# [Aim of the task]
Review the material and extract every line in which the word "JSON" occurs.

# [Provided data]
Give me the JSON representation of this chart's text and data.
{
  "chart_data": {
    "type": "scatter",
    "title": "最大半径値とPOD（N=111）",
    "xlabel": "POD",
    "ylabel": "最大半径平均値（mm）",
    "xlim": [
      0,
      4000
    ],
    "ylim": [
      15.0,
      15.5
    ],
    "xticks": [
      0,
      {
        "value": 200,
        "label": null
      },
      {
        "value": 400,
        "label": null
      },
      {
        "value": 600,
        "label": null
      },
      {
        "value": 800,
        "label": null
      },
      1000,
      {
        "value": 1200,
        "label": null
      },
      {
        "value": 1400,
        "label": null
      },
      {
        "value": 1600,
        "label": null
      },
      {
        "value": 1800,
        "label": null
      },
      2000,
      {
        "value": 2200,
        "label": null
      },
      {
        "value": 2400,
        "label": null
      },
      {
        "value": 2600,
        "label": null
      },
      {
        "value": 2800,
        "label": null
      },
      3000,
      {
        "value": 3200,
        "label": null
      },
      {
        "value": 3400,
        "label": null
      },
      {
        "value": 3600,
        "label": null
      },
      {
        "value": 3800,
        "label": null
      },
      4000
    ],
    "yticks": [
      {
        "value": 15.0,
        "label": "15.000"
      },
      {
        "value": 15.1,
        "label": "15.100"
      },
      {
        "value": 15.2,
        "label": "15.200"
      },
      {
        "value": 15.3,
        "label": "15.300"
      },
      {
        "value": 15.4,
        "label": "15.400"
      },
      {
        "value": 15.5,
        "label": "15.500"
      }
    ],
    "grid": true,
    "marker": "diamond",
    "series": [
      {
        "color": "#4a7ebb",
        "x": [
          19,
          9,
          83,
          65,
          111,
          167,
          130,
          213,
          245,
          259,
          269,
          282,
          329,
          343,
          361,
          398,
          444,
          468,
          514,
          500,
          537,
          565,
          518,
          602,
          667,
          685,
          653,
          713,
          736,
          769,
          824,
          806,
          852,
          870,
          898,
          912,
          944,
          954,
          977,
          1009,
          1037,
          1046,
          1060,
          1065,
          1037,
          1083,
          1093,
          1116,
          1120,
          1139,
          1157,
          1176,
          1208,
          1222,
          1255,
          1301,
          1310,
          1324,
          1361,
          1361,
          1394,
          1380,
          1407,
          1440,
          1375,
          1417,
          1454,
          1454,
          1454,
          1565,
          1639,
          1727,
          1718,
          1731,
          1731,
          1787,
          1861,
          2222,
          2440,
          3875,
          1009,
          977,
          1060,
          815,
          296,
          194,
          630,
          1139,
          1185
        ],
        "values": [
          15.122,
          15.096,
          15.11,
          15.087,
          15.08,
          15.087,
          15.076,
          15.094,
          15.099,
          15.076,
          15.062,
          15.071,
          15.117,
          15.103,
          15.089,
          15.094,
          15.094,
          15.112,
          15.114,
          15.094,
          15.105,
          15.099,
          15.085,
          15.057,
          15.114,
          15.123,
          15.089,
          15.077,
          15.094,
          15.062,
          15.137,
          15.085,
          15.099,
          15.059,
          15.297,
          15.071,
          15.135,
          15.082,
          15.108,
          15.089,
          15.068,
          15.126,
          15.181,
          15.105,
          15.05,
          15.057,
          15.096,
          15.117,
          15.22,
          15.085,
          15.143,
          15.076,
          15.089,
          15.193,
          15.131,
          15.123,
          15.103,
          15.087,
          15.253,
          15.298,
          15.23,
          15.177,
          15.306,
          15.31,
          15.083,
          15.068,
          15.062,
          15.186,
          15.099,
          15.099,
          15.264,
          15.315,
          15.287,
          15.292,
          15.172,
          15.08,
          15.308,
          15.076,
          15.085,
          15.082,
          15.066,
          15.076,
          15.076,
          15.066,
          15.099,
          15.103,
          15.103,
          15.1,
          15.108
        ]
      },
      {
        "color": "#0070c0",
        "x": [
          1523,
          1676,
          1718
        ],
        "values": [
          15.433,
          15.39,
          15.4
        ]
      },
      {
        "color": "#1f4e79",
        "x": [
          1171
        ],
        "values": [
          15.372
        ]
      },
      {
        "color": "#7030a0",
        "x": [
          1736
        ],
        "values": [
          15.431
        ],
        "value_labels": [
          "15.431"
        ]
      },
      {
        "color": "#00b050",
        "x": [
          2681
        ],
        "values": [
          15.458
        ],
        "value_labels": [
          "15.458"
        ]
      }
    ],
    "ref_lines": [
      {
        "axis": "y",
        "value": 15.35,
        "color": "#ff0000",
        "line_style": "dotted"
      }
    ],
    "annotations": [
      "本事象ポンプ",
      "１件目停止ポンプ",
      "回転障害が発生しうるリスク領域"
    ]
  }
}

* * *

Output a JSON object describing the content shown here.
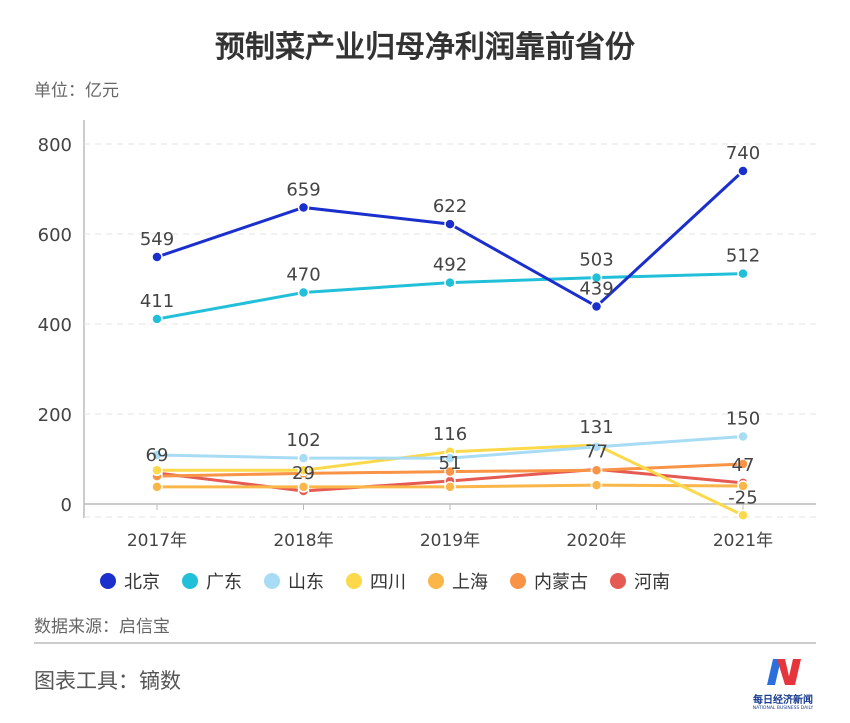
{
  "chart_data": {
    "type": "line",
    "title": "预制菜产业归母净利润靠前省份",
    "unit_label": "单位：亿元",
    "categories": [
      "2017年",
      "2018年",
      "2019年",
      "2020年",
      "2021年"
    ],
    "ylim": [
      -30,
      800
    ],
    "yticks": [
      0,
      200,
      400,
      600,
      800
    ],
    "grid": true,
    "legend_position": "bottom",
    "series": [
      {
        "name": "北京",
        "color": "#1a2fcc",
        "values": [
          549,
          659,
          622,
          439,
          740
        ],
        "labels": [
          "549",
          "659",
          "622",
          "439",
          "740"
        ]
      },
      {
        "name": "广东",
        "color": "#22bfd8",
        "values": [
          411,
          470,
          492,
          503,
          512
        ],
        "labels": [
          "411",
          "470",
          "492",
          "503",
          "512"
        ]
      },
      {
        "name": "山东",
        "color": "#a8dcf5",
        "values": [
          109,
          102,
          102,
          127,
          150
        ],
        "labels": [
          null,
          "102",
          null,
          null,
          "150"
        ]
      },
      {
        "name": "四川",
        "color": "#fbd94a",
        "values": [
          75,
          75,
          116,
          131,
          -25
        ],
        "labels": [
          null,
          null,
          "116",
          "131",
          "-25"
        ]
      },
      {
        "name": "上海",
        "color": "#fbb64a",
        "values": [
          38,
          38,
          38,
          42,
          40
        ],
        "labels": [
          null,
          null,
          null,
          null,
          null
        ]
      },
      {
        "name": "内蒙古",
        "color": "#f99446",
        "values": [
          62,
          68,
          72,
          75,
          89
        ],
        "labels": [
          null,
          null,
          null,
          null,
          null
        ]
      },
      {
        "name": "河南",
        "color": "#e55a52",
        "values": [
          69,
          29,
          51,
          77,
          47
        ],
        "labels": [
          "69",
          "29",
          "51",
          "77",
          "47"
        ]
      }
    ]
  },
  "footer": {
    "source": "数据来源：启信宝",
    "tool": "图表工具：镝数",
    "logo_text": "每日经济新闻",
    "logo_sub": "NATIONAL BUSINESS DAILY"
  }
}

# [Written answer]
Give me the JSON representation of this chart's text and data.
Output a JSON object describing the content shown here.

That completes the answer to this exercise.